• [TASK INSTRUCTIONS]
Return each line containing "médecin".

• [DATASET RECORDS]

** BEGIN **

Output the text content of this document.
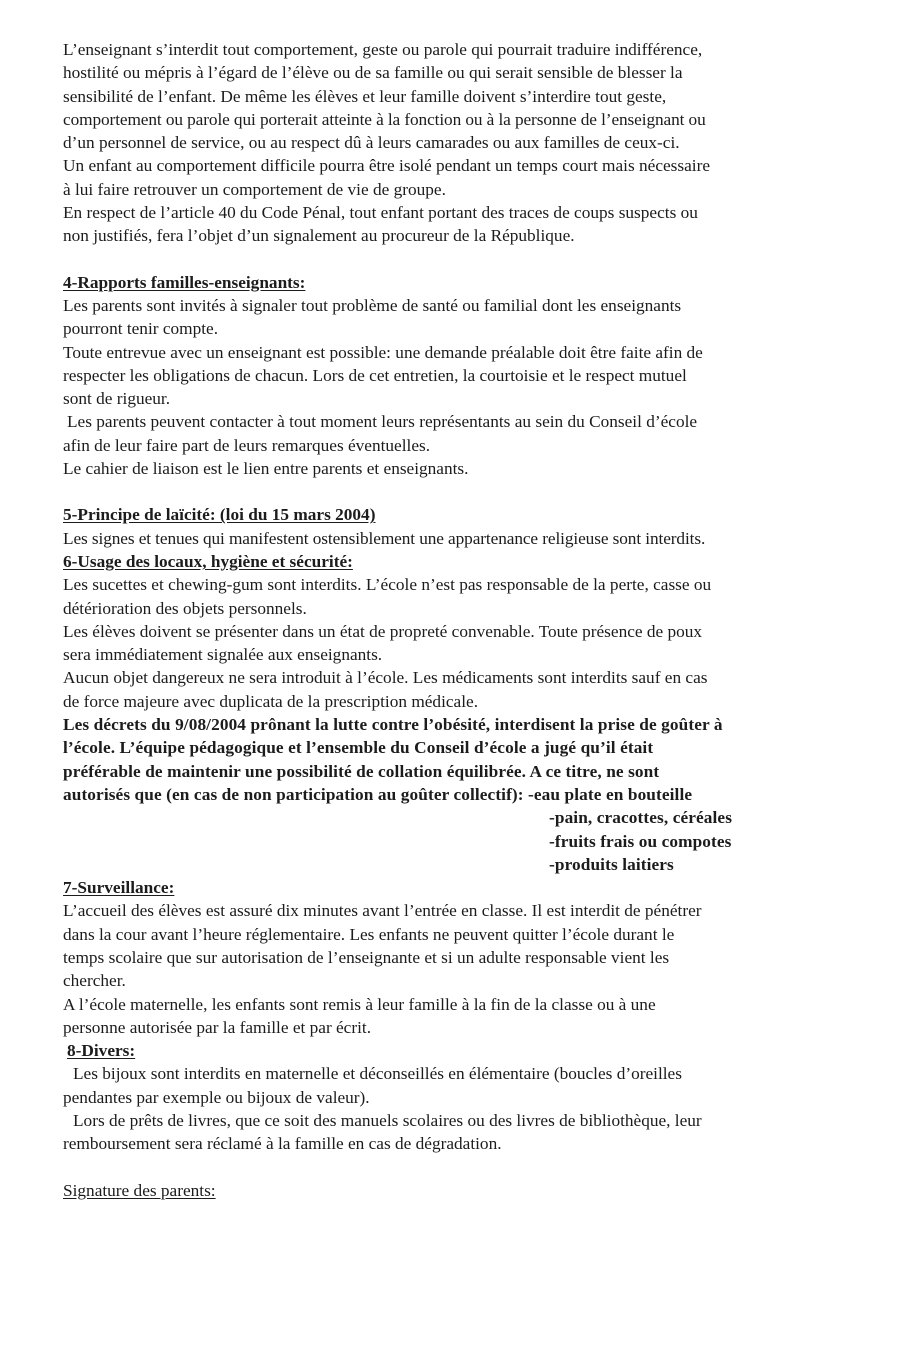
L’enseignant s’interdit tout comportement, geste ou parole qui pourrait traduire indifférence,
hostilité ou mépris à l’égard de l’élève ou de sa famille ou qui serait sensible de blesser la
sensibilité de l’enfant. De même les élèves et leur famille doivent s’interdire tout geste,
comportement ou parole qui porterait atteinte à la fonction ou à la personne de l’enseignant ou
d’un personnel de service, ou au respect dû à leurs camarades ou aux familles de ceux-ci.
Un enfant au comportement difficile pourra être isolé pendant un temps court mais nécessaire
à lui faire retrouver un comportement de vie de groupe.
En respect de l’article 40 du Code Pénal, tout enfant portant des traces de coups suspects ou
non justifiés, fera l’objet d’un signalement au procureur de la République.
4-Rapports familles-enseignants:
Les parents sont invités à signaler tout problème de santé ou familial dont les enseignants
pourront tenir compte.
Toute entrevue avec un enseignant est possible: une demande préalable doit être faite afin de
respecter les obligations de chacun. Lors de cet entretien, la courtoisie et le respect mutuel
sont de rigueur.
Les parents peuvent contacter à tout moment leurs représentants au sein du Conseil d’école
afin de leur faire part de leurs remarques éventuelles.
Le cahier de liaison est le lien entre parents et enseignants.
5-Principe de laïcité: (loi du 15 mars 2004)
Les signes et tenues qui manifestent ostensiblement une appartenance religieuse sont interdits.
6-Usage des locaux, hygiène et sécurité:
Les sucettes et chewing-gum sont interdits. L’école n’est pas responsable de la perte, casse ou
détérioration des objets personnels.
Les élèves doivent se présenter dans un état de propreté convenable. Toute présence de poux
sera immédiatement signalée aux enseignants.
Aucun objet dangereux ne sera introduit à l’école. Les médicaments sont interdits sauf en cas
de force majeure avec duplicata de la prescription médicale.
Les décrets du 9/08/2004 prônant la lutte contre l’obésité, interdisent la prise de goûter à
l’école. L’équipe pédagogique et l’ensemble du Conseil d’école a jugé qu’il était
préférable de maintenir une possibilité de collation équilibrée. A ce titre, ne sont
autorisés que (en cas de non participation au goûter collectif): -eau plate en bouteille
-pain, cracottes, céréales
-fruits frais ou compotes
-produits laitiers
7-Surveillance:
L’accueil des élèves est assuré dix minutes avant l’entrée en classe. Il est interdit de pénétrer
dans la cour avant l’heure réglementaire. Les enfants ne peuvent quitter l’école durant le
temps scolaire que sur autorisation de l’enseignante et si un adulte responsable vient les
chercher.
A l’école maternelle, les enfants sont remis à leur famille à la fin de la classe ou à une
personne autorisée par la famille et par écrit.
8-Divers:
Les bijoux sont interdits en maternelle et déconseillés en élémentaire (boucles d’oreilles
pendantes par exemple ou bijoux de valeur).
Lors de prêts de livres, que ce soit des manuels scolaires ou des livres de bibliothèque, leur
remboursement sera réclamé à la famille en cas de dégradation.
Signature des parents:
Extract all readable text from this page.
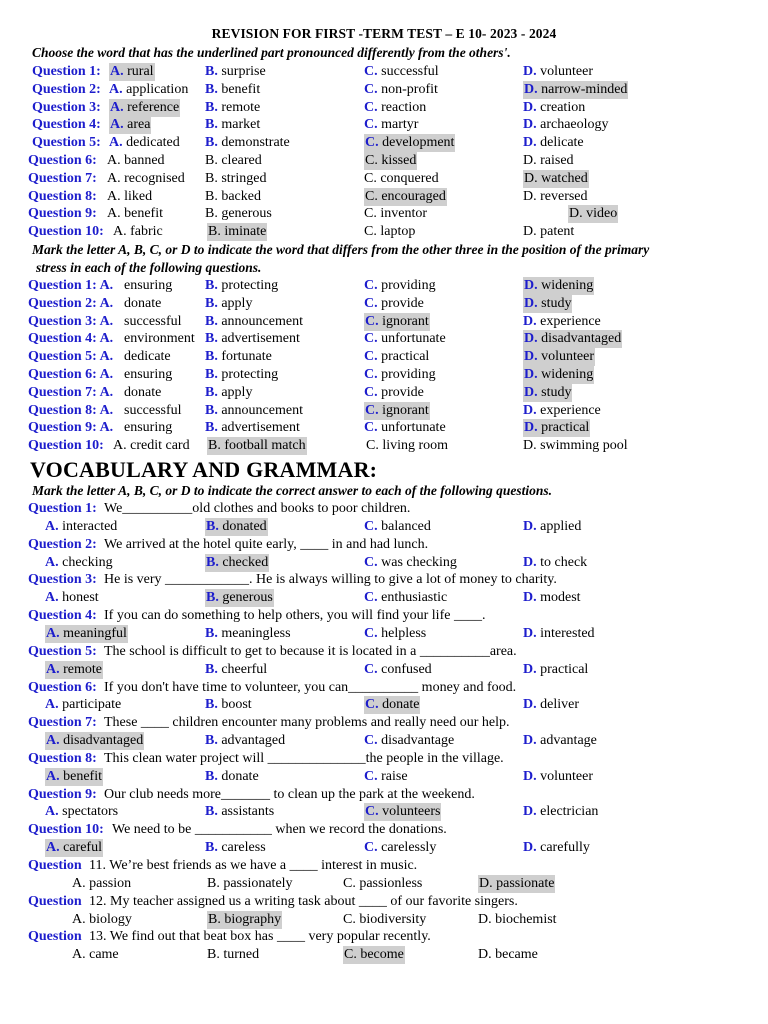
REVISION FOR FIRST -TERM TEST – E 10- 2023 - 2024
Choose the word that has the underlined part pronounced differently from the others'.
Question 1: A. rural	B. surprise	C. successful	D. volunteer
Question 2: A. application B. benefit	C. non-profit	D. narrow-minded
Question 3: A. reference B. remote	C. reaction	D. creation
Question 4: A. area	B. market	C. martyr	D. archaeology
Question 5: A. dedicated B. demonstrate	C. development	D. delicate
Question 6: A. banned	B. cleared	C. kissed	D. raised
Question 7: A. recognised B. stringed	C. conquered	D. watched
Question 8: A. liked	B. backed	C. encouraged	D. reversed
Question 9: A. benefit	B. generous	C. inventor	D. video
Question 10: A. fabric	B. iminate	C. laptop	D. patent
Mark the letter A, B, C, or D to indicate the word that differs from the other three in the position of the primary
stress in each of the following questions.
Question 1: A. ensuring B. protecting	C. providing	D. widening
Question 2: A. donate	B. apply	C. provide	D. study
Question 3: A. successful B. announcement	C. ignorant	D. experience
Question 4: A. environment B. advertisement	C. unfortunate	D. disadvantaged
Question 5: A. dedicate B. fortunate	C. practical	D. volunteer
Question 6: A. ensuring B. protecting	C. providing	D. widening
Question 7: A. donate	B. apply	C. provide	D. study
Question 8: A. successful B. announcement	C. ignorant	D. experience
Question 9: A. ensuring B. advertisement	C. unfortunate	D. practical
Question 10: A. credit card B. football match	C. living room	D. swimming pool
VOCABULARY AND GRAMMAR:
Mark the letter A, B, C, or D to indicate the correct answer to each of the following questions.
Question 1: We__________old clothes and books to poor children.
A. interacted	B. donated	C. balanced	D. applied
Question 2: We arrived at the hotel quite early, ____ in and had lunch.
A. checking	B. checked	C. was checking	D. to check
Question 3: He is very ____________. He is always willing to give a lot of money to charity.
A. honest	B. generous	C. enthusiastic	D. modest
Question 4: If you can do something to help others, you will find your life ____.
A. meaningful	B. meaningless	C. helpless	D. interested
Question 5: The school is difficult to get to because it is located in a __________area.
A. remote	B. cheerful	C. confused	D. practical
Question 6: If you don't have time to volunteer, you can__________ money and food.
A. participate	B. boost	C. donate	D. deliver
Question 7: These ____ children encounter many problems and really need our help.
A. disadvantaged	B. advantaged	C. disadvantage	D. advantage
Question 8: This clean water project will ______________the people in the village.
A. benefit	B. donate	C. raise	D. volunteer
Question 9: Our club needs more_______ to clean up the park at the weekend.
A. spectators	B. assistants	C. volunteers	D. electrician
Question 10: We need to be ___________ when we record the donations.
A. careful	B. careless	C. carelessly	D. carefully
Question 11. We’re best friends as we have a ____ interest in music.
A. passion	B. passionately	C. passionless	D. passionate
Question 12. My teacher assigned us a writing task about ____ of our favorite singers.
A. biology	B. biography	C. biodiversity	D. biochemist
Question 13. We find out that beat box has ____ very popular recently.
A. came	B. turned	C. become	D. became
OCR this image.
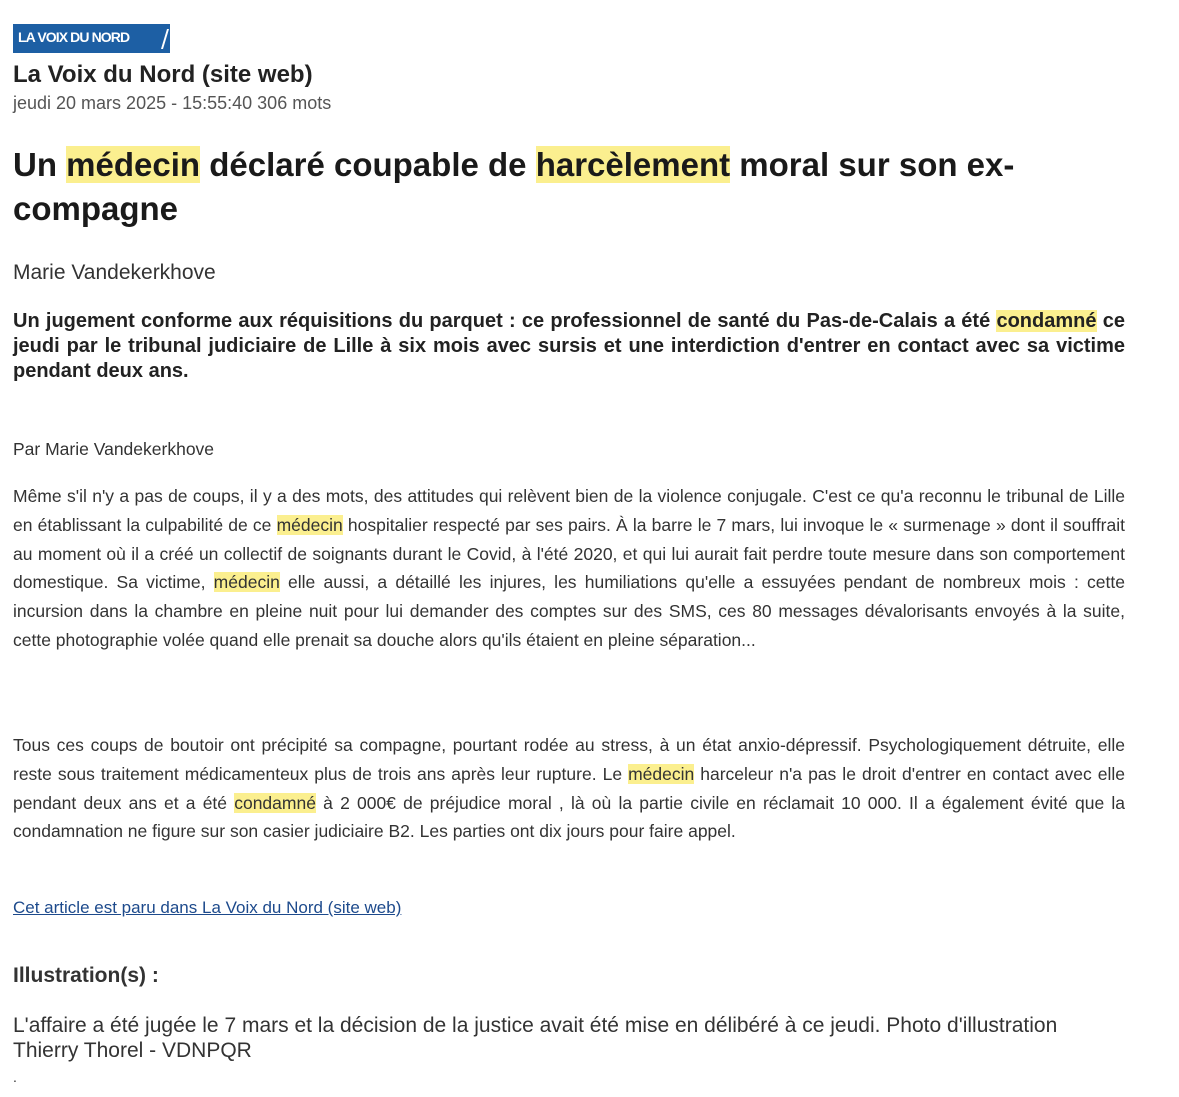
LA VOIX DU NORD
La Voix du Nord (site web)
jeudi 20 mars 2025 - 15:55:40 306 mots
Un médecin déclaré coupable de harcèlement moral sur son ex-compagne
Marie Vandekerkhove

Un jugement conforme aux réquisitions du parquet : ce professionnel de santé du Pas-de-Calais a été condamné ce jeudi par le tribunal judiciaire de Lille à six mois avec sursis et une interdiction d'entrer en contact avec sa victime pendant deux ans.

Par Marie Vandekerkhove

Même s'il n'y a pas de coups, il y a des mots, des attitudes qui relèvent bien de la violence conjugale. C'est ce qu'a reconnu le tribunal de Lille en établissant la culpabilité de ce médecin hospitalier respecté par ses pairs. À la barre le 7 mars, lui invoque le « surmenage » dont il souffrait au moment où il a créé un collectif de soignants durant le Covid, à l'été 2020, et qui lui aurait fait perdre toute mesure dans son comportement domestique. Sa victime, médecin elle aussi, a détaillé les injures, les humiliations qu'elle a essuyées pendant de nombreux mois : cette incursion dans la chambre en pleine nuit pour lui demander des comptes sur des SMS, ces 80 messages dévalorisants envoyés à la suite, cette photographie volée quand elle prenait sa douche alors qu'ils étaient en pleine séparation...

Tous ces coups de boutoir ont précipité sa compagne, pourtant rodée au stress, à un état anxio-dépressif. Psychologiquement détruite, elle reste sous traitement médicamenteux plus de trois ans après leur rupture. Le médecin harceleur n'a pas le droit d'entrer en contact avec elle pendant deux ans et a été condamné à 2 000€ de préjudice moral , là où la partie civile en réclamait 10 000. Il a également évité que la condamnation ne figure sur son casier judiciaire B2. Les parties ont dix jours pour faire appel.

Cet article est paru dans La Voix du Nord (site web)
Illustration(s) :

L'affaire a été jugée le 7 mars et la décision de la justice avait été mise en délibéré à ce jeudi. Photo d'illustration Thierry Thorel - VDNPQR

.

** END **

• [FINAL ANSWER]
Un médecin déclaré coupable de harcèlement moral sur son ex-compagne
Même s'il n'y a pas de coups, il y a des mots, des attitudes qui relèvent bien de la violence conjugale. C'est ce qu'a reconnu le tribunal de Lille en établissant la culpabilité de ce médecin hospitalier respecté par ses pairs. À la barre le 7 mars, lui invoque le « surmenage » dont il souffrait au moment où il a créé un collectif de soignants durant le Covid, à l'été 2020, et qui lui aurait fait perdre toute mesure dans son comportement domestique. Sa victime, médecin elle aussi, a détaillé les injures, les humiliations qu'elle a essuyées pendant de nombreux mois : cette incursion dans la chambre en pleine nuit pour lui demander des comptes sur des SMS, ces 80 messages dévalorisants envoyés à la suite, cette photographie volée quand elle prenait sa douche alors qu'ils étaient en pleine séparation...
Tous ces coups de boutoir ont précipité sa compagne, pourtant rodée au stress, à un état anxio-dépressif. Psychologiquement détruite, elle reste sous traitement médicamenteux plus de trois ans après leur rupture. Le médecin harceleur n'a pas le droit d'entrer en contact avec elle pendant deux ans et a été condamné à 2 000€ de préjudice moral , là où la partie civile en réclamait 10 000. Il a également évité que la condamnation ne figure sur son casier judiciaire B2. Les parties ont dix jours pour faire appel.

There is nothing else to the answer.